* [AIM] Every line of the listing must be reproduced as it stands. Leave the images behind.

* Begin GIVEN RECORDS *

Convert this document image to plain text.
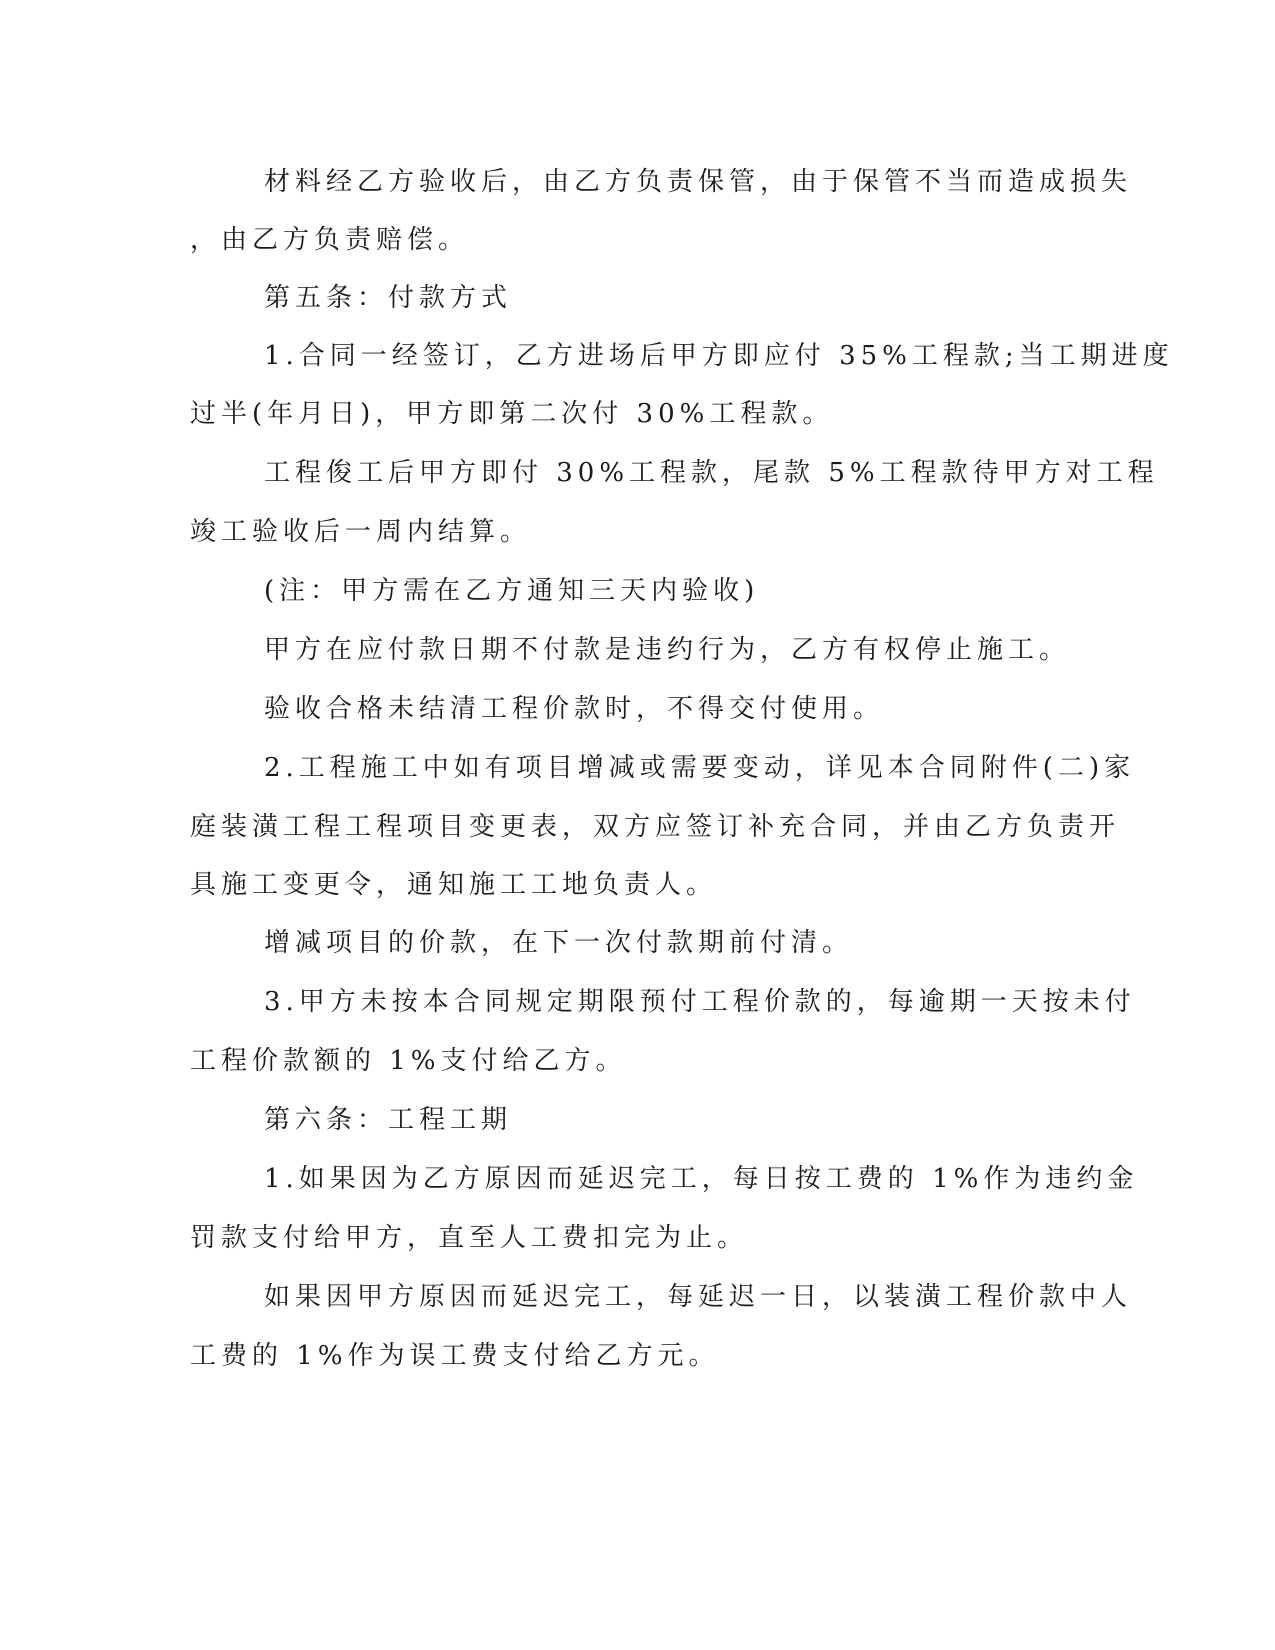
材料经乙方验收后，由乙方负责保管，由于保管不当而造成损失
，由乙方负责赔偿。
第五条：付款方式
1.合同一经签订，乙方进场后甲方即应付 35%工程款;当工期进度
过半(年月日)，甲方即第二次付 30%工程款。
工程俊工后甲方即付 30%工程款，尾款 5%工程款待甲方对工程
竣工验收后一周内结算。
(注：甲方需在乙方通知三天内验收)
甲方在应付款日期不付款是违约行为，乙方有权停止施工。
验收合格未结清工程价款时，不得交付使用。
2.工程施工中如有项目增减或需要变动，详见本合同附件(二)家
庭装潢工程工程项目变更表，双方应签订补充合同，并由乙方负责开
具施工变更令，通知施工工地负责人。
增减项目的价款，在下一次付款期前付清。
3.甲方未按本合同规定期限预付工程价款的，每逾期一天按未付
工程价款额的 1%支付给乙方。
第六条：工程工期
1.如果因为乙方原因而延迟完工，每日按工费的 1%作为违约金
罚款支付给甲方，直至人工费扣完为止。
如果因甲方原因而延迟完工，每延迟一日，以装潢工程价款中人
工费的 1%作为误工费支付给乙方元。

* End GIVEN RECORDS *

* [SOLUTION]
Convert this document image to plain text.
材料经乙方验收后，由乙方负责保管，由于保管不当而造成损失
，由乙方负责赔偿。
第五条：付款方式
1.合同一经签订，乙方进场后甲方即应付 35%工程款;当工期进度
过半(年月日)，甲方即第二次付 30%工程款。
工程俊工后甲方即付 30%工程款，尾款 5%工程款待甲方对工程
竣工验收后一周内结算。
(注：甲方需在乙方通知三天内验收)
甲方在应付款日期不付款是违约行为，乙方有权停止施工。
验收合格未结清工程价款时，不得交付使用。
2.工程施工中如有项目增减或需要变动，详见本合同附件(二)家
庭装潢工程工程项目变更表，双方应签订补充合同，并由乙方负责开
具施工变更令，通知施工工地负责人。
增减项目的价款，在下一次付款期前付清。
3.甲方未按本合同规定期限预付工程价款的，每逾期一天按未付
工程价款额的 1%支付给乙方。
第六条：工程工期
1.如果因为乙方原因而延迟完工，每日按工费的 1%作为违约金
罚款支付给甲方，直至人工费扣完为止。
如果因甲方原因而延迟完工，每延迟一日，以装潢工程价款中人
工费的 1%作为误工费支付给乙方元。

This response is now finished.